Excerpt from a dataset –
┄┄┄┄┄┄
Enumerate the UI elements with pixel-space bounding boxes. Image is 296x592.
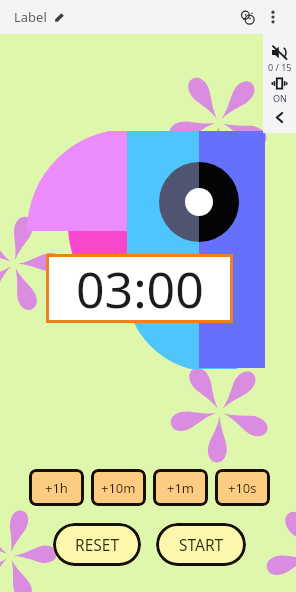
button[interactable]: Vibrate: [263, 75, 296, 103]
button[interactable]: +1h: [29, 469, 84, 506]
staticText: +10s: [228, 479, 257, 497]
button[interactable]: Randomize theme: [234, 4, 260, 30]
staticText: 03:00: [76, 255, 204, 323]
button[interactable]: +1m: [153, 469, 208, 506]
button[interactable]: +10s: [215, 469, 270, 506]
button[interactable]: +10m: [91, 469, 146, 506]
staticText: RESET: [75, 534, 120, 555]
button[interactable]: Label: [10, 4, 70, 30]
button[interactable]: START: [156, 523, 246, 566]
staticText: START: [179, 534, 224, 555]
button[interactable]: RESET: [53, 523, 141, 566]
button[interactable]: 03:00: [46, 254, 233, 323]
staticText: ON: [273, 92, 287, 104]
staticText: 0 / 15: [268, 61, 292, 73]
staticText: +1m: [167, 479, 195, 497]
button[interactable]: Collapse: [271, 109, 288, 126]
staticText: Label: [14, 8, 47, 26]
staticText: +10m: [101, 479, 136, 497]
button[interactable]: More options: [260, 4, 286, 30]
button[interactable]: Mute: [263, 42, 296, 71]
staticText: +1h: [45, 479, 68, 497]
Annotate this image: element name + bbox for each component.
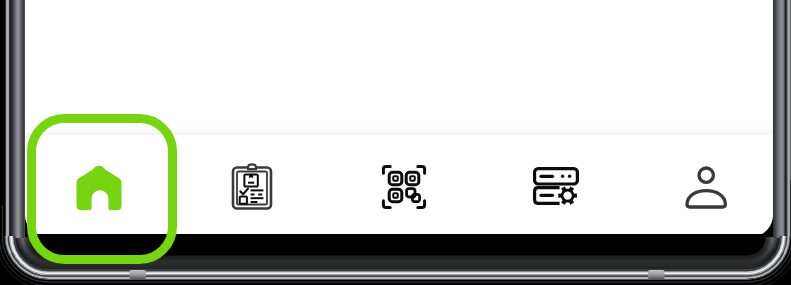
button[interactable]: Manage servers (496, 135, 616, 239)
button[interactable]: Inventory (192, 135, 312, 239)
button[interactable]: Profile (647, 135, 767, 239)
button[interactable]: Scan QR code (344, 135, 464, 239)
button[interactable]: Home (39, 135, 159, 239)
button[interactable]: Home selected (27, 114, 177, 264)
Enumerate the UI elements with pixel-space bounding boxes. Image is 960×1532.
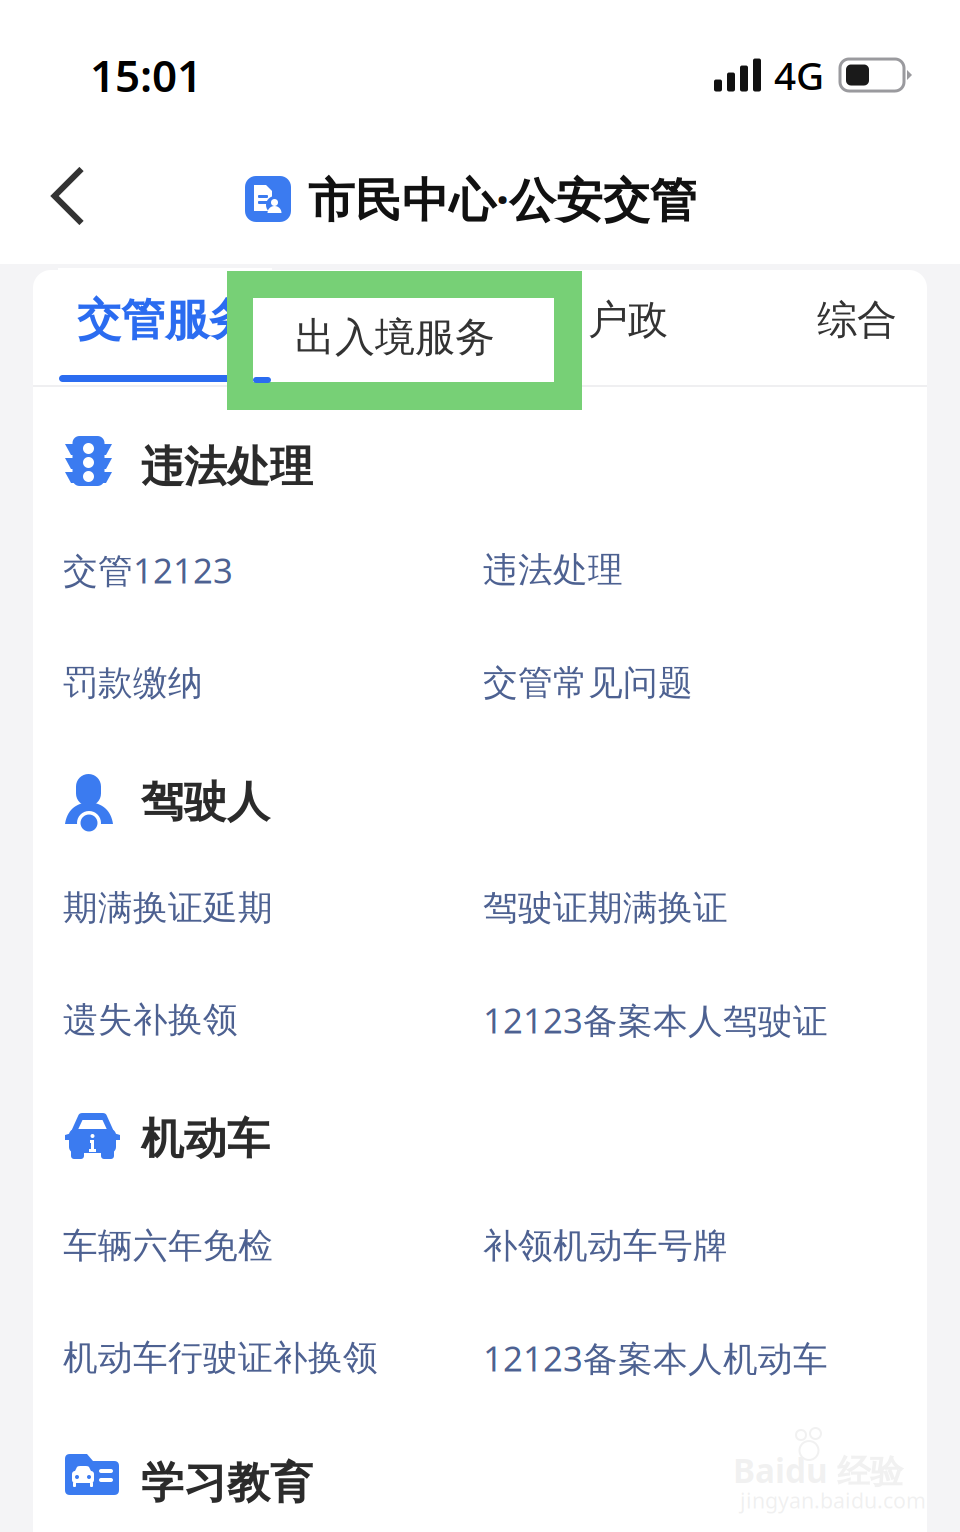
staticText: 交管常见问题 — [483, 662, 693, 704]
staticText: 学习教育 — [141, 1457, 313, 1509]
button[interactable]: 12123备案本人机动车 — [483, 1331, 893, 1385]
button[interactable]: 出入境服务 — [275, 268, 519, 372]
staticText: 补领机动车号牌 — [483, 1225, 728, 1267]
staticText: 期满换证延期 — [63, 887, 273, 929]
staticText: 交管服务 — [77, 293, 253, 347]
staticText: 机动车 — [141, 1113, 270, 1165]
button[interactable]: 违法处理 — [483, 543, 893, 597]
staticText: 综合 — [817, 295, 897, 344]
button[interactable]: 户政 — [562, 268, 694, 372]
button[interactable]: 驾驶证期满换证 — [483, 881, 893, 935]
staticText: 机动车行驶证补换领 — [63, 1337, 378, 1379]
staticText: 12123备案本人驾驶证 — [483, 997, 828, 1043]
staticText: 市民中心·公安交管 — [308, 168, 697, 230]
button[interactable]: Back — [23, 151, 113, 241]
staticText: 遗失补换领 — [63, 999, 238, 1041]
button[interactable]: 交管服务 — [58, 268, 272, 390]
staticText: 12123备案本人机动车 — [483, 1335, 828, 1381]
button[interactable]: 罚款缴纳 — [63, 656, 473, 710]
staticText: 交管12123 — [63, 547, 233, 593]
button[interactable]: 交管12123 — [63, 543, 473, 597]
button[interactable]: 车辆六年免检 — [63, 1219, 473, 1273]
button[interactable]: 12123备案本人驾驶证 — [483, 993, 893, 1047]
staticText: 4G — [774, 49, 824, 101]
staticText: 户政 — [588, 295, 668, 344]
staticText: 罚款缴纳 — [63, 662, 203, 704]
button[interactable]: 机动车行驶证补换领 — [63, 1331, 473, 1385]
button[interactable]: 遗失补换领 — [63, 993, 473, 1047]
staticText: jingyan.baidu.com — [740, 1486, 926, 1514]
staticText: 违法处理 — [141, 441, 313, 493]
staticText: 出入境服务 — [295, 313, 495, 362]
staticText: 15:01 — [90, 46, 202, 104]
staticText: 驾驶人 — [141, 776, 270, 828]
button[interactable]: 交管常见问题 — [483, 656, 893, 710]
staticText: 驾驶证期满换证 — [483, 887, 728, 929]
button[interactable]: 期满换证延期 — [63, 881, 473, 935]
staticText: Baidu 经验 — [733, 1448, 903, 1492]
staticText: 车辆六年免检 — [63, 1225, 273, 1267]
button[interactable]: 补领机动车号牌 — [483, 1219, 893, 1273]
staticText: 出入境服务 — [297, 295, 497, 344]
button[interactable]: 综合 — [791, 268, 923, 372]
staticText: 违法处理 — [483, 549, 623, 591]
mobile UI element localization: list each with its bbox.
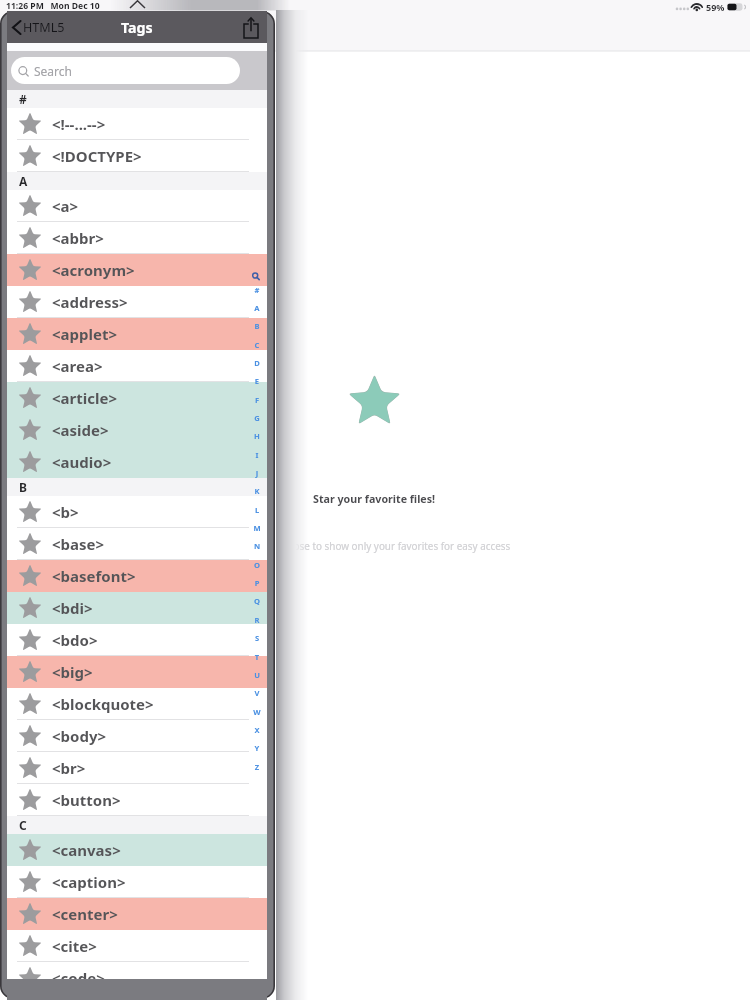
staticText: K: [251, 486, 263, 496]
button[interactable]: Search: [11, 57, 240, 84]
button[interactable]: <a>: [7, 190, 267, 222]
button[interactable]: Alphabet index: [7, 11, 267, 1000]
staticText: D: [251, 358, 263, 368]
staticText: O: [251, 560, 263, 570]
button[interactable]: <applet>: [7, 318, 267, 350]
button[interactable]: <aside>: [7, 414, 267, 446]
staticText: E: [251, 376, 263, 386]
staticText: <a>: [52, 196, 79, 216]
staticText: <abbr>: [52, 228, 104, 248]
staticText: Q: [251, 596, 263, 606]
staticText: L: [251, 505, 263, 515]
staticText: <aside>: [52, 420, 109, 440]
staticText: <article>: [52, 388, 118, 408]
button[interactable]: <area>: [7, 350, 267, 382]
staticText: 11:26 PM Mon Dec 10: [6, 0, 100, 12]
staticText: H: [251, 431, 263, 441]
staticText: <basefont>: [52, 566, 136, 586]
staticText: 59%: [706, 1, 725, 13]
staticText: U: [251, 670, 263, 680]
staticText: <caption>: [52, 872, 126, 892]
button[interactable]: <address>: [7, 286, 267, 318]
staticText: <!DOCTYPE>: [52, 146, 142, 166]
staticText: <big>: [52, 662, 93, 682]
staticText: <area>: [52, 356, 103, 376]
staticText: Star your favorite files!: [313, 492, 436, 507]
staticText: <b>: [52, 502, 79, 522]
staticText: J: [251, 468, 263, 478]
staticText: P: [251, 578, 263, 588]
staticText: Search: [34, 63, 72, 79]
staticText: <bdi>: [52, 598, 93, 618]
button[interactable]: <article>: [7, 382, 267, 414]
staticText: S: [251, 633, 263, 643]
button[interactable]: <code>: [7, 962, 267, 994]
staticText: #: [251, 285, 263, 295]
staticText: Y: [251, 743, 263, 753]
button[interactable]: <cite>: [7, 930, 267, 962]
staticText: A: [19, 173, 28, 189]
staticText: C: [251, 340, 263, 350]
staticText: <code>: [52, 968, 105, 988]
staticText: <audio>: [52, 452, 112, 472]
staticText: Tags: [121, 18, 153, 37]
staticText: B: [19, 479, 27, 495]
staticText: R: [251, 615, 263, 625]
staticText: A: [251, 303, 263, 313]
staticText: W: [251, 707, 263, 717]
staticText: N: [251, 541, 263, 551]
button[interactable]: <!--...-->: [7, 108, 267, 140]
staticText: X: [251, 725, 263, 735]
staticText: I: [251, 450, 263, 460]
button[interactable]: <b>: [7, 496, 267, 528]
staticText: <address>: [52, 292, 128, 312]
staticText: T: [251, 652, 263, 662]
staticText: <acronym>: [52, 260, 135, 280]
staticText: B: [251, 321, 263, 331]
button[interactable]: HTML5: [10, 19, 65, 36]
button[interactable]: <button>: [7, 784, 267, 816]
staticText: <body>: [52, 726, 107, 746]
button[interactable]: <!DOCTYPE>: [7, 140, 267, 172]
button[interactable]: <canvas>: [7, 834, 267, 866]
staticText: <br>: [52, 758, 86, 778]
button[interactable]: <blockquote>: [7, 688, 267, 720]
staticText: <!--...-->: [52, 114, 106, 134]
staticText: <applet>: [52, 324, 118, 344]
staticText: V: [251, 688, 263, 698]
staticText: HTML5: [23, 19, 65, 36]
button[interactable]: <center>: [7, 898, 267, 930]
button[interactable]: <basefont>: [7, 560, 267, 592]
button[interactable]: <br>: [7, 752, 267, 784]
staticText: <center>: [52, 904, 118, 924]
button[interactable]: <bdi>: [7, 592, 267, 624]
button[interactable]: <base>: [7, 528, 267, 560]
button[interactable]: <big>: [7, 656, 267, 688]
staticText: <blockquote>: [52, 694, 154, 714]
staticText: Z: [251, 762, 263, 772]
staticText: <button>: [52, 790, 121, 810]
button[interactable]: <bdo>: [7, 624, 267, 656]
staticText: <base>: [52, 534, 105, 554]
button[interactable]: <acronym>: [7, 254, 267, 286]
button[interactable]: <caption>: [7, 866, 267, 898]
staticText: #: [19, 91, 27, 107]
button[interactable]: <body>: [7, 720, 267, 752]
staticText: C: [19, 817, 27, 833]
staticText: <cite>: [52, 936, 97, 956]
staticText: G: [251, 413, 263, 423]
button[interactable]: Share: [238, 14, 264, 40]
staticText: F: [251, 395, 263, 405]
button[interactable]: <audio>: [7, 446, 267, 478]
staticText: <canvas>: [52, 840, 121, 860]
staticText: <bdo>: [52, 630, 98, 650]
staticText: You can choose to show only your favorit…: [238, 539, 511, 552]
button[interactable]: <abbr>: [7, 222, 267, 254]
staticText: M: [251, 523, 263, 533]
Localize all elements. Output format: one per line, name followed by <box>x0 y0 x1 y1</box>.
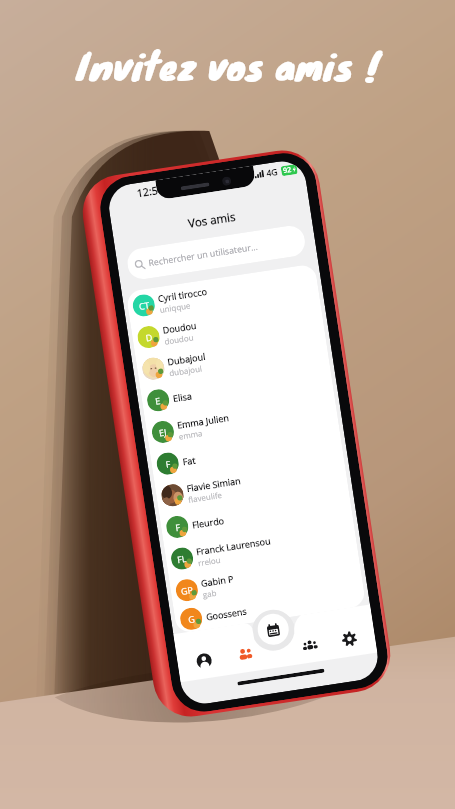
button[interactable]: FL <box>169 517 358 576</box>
┄┄┄┄┄┄
What is required –
Can you repeat, word for word, the lines of the entries above, from the line with "button[interactable]: Manage servers" up to and including the line with "Image is 960×1532."?

Reply –
button[interactable]: Manage servers (496, 135, 616, 239)
button[interactable]: Inventory (192, 135, 312, 239)
button[interactable]: Profile (647, 135, 767, 239)
button[interactable]: Scan QR code (344, 135, 464, 239)
button[interactable]: Home (39, 135, 159, 239)
button[interactable]: Home selected (27, 114, 177, 264)
Enumerate the UI elements with pixel-space bounding boxes. Image is 960×1532.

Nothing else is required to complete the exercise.